[Raw records]

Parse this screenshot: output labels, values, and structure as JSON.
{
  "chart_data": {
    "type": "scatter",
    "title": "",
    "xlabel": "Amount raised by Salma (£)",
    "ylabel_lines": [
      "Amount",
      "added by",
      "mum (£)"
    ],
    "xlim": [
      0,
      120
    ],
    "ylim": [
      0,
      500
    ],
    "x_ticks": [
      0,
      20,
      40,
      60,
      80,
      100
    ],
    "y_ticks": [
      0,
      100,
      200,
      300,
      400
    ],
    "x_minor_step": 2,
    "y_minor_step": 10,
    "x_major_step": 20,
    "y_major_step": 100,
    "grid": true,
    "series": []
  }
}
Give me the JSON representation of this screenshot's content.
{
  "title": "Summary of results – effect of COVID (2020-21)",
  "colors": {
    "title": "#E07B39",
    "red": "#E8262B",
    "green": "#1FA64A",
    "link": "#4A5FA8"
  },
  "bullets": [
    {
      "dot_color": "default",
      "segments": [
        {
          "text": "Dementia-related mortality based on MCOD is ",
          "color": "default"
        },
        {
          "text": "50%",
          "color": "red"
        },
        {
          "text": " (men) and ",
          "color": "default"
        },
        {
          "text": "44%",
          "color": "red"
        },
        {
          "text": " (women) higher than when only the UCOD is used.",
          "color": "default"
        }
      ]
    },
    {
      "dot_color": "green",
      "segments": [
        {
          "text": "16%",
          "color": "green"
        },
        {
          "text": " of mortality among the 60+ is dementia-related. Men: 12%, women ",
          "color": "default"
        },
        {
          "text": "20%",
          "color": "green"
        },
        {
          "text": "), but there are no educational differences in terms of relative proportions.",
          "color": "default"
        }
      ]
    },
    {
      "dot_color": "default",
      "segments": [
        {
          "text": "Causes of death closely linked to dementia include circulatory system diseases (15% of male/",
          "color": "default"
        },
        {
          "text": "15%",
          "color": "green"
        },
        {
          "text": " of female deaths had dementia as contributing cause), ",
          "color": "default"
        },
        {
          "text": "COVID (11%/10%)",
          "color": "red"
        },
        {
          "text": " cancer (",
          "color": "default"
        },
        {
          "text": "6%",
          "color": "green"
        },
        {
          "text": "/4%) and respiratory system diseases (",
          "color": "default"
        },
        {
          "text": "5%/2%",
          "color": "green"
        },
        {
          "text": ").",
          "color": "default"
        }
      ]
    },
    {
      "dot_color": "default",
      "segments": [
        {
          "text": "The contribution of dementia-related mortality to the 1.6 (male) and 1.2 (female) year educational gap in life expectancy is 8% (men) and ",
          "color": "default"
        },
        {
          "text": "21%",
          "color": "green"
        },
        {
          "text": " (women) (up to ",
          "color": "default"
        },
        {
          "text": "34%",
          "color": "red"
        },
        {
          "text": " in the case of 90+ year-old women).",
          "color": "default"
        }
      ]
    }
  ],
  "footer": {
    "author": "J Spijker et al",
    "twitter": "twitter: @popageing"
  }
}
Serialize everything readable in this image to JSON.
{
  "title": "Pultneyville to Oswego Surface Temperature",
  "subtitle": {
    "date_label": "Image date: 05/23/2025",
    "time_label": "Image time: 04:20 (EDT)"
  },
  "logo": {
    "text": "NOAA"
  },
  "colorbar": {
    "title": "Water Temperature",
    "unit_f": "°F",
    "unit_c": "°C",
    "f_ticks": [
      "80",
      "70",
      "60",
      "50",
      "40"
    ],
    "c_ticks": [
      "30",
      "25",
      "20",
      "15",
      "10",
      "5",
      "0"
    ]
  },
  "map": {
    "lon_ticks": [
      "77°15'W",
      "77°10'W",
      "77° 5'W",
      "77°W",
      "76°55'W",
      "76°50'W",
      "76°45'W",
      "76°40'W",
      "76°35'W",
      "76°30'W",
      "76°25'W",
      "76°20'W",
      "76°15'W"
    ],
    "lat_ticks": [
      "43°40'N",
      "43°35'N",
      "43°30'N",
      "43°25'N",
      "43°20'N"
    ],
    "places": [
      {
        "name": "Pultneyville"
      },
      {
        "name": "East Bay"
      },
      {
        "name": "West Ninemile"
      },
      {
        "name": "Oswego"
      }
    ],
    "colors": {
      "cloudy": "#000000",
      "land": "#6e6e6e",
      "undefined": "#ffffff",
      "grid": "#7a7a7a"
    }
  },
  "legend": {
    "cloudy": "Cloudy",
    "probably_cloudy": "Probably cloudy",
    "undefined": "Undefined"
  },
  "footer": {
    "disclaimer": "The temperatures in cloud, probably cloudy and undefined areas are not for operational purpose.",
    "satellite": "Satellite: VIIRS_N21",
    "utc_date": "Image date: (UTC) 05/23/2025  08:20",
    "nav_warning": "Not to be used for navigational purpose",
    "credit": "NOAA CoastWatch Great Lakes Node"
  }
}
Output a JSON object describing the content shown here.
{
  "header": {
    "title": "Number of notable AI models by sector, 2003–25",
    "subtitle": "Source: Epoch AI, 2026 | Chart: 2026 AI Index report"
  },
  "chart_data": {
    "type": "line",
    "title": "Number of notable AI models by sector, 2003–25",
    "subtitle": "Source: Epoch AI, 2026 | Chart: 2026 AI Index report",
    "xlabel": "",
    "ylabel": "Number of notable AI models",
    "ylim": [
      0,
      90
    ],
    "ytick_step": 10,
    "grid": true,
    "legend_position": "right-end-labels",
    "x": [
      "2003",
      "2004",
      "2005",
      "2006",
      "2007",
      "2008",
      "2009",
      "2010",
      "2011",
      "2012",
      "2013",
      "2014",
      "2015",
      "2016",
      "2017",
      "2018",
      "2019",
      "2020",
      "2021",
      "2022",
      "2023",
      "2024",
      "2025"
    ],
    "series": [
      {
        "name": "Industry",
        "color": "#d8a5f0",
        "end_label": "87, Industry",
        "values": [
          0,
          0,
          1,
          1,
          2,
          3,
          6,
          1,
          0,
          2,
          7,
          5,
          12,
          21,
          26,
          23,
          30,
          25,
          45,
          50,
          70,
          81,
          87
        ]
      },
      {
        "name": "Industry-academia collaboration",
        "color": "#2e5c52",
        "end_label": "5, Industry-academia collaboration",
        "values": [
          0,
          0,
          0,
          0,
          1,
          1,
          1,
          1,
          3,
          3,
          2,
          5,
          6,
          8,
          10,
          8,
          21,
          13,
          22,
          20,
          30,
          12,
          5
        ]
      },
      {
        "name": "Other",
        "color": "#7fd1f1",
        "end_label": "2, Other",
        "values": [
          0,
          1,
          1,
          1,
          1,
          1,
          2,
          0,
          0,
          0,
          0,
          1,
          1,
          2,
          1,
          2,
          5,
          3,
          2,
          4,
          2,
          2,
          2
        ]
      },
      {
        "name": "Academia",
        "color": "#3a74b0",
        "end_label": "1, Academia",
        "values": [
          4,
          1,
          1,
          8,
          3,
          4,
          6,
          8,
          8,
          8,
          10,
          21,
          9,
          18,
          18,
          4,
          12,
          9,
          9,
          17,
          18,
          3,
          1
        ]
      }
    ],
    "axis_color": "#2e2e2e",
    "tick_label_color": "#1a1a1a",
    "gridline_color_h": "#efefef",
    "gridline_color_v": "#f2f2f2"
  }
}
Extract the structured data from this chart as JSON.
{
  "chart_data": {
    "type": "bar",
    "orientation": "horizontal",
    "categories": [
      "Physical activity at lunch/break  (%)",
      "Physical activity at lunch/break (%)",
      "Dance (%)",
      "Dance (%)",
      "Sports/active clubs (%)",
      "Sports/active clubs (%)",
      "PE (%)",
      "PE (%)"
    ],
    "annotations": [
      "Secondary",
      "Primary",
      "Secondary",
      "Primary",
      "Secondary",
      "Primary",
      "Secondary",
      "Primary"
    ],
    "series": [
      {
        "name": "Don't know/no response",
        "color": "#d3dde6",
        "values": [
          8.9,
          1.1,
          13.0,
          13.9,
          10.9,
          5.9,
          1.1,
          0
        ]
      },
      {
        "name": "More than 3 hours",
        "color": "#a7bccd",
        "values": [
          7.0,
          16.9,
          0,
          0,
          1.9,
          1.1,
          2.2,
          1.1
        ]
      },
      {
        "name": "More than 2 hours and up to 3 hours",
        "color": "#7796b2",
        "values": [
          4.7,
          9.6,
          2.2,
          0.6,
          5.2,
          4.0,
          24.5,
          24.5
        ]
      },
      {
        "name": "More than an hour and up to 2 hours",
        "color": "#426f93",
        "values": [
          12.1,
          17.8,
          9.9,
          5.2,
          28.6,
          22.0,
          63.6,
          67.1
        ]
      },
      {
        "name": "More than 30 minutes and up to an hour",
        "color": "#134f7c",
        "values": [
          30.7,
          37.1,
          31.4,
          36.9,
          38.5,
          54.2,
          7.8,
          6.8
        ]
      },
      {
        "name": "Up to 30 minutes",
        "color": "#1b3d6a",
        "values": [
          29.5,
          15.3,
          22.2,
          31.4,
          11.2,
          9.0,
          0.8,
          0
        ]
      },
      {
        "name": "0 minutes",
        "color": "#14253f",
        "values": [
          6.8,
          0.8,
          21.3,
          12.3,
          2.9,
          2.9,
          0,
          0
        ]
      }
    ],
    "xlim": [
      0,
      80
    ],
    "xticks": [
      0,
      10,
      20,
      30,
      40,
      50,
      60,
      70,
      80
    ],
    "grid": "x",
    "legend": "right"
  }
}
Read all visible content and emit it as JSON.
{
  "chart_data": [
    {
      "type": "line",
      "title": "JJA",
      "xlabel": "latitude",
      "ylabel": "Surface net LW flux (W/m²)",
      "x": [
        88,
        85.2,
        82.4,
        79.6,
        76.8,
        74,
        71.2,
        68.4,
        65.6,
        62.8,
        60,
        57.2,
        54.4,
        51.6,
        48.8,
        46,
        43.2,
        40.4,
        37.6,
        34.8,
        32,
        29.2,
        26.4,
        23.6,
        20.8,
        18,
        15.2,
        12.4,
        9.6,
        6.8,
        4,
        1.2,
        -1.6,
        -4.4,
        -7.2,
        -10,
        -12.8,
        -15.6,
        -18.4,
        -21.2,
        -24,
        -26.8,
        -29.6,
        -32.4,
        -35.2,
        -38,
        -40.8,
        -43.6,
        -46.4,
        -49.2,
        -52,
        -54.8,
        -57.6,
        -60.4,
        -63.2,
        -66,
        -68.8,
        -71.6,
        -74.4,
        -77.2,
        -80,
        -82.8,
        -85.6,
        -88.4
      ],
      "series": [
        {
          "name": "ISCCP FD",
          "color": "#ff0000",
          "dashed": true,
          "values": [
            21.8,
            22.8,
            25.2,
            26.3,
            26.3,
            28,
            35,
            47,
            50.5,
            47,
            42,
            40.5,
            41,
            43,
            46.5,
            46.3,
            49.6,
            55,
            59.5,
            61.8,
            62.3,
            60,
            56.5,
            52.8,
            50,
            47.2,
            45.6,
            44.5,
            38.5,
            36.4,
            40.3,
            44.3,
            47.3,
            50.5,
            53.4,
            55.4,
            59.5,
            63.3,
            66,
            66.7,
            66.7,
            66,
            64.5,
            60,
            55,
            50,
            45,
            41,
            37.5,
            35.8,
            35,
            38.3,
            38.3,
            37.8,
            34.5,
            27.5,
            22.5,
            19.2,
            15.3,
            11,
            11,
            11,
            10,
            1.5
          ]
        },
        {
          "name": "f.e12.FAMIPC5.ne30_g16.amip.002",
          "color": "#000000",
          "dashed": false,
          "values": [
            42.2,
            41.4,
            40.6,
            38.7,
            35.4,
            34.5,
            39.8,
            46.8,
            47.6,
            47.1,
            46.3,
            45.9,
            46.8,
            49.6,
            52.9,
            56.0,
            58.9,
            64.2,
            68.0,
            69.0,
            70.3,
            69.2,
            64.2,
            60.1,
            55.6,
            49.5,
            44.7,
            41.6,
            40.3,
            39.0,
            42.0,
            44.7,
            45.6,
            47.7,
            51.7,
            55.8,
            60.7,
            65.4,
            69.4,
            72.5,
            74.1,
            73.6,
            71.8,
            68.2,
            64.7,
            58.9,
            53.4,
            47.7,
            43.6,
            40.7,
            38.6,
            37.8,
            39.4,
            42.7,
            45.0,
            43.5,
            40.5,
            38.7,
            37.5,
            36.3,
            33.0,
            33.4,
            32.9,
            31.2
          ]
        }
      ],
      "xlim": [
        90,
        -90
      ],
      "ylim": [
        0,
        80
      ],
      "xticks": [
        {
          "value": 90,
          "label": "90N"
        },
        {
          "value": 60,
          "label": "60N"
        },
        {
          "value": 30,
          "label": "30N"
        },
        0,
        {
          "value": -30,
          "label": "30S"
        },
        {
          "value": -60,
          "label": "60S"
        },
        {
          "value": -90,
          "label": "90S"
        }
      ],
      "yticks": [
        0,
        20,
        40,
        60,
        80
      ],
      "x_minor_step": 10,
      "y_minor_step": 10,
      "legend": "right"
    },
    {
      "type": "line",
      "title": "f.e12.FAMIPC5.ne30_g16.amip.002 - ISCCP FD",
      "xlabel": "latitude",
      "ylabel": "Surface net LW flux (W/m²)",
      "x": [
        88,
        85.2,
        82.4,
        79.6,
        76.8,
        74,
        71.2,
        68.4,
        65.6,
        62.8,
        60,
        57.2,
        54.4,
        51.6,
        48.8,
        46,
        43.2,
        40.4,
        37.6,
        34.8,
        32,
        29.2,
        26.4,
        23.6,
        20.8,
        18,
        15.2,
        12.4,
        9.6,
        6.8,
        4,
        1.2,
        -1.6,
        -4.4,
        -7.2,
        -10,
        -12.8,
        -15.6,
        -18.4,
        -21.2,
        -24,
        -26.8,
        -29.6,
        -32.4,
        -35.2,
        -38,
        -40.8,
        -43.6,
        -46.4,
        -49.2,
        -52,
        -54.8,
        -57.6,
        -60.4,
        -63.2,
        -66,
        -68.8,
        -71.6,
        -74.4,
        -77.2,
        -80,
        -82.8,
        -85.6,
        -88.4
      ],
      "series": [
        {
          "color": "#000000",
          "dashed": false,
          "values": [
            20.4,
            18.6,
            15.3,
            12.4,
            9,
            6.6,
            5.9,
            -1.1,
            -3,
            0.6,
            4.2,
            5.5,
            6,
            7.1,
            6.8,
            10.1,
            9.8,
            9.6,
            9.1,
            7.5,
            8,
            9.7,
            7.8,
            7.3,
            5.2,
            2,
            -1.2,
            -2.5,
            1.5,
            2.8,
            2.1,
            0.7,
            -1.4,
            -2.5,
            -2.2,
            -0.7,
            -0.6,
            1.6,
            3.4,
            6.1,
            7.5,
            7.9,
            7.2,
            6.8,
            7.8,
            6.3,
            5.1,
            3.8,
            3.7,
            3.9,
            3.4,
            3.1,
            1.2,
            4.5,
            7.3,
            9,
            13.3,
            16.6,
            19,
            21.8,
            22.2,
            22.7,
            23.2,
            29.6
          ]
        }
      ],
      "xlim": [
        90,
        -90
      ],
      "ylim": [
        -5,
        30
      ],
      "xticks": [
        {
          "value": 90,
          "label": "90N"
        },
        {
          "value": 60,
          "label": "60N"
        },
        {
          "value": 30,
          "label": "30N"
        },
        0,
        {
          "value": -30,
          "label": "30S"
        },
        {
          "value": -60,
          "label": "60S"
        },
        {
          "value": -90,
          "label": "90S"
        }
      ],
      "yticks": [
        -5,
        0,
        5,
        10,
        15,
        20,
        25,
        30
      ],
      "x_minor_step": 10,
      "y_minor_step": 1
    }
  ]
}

» **WHAT IS BEING ASKED**: Check each line of the records for the word "lunch", and show the lines that contain it.

» **RESULT**:
      "Physical activity at lunch/break  (%)",
      "Physical activity at lunch/break (%)",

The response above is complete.